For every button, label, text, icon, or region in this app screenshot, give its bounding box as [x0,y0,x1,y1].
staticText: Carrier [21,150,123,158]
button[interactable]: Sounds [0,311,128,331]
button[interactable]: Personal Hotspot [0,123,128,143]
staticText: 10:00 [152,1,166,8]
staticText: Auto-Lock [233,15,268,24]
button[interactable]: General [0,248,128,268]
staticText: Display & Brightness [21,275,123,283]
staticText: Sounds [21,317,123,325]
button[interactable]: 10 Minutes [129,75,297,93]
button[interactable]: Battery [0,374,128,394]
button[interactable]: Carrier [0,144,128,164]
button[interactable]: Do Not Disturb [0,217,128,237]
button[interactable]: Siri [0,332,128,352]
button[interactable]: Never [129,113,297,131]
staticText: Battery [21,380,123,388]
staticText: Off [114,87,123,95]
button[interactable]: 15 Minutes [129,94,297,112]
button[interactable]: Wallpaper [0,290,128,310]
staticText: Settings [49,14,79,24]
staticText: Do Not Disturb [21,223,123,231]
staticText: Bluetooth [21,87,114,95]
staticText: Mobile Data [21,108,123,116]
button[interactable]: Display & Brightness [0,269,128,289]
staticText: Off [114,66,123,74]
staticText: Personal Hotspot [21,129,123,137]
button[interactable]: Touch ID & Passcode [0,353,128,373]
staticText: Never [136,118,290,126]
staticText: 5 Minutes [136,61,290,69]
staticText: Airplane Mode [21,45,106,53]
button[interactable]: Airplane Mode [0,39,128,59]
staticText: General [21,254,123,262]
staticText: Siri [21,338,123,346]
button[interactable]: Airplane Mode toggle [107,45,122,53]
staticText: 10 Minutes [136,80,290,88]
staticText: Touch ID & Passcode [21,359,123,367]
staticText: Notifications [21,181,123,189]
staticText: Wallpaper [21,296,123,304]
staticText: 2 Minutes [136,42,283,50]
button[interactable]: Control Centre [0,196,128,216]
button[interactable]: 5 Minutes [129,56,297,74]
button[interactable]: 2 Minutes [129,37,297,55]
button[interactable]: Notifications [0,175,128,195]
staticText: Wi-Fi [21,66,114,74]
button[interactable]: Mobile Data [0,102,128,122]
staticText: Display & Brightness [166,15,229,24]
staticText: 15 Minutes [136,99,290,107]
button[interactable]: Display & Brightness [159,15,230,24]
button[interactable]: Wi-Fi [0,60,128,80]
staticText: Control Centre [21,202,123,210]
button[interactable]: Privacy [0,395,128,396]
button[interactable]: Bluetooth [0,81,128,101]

------------------------------------------------------------

What the task requires ▸ Pull out each line of the data above that contains the string "Personal". The match is case-sensitive.

Answer ▸
button[interactable]: Personal Hotspot [0,123,128,143]
staticText: Personal Hotspot [21,129,123,137]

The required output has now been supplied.